_TASK GOAL_
Identify each line below containing the string "page" and copy it.

_DATA FOR REVIEW_
= Beginning of Section =
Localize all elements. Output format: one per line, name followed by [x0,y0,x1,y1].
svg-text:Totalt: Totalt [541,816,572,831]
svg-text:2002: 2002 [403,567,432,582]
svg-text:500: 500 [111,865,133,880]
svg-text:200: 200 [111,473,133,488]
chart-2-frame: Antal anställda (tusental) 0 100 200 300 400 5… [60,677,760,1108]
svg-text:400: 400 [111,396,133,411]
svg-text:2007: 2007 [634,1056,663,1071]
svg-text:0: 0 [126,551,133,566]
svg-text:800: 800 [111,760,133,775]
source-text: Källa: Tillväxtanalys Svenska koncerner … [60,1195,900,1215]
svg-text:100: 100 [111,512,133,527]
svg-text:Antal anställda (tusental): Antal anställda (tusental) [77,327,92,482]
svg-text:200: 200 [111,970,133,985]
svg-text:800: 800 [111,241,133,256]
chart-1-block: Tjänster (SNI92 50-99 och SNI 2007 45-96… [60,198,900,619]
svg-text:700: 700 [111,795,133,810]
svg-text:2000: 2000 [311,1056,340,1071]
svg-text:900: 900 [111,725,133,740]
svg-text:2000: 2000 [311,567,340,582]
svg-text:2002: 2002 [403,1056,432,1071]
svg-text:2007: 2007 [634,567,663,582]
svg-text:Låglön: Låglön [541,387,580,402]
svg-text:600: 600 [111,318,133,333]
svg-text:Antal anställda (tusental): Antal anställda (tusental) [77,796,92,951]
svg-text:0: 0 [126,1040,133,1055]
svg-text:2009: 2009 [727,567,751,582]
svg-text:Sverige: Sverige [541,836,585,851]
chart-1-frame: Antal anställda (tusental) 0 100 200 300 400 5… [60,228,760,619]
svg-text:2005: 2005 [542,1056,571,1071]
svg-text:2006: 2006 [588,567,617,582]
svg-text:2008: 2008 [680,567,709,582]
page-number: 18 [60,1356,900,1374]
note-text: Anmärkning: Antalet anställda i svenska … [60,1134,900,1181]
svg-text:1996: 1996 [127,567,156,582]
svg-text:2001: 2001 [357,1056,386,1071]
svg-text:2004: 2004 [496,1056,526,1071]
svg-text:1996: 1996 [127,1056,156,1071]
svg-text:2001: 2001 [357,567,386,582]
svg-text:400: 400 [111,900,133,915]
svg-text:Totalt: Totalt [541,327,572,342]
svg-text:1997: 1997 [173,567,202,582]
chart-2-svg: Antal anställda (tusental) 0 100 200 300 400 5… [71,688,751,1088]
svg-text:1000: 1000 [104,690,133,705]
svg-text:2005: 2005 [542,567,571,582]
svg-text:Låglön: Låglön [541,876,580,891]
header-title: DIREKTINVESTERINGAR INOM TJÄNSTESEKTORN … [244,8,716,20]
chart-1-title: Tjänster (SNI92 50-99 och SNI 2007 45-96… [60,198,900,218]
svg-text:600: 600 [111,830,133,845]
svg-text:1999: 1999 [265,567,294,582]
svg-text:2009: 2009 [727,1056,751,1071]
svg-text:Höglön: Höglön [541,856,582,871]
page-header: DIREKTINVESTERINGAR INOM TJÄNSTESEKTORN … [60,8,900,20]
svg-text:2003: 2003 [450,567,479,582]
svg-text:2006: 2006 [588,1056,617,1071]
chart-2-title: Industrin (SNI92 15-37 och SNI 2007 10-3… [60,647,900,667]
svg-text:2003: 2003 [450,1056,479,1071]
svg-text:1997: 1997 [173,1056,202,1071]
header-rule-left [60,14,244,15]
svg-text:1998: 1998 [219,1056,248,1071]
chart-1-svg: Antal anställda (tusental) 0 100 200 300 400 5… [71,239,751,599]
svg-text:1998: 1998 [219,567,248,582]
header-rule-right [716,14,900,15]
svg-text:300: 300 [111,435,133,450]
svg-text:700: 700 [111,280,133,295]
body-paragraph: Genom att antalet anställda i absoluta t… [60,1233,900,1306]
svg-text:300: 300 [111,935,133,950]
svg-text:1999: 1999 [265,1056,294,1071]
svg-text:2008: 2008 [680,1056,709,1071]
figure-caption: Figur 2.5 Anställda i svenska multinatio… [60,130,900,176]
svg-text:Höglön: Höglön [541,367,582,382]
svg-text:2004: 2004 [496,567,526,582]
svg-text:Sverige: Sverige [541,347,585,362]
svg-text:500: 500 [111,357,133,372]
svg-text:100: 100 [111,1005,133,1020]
= End of Section =
_RESPONSE BOX_
page-number: 18 [60,1356,900,1374]
page-header: DIREKTINVESTERINGAR INOM TJÄNSTESEKTORN … [60,8,900,20]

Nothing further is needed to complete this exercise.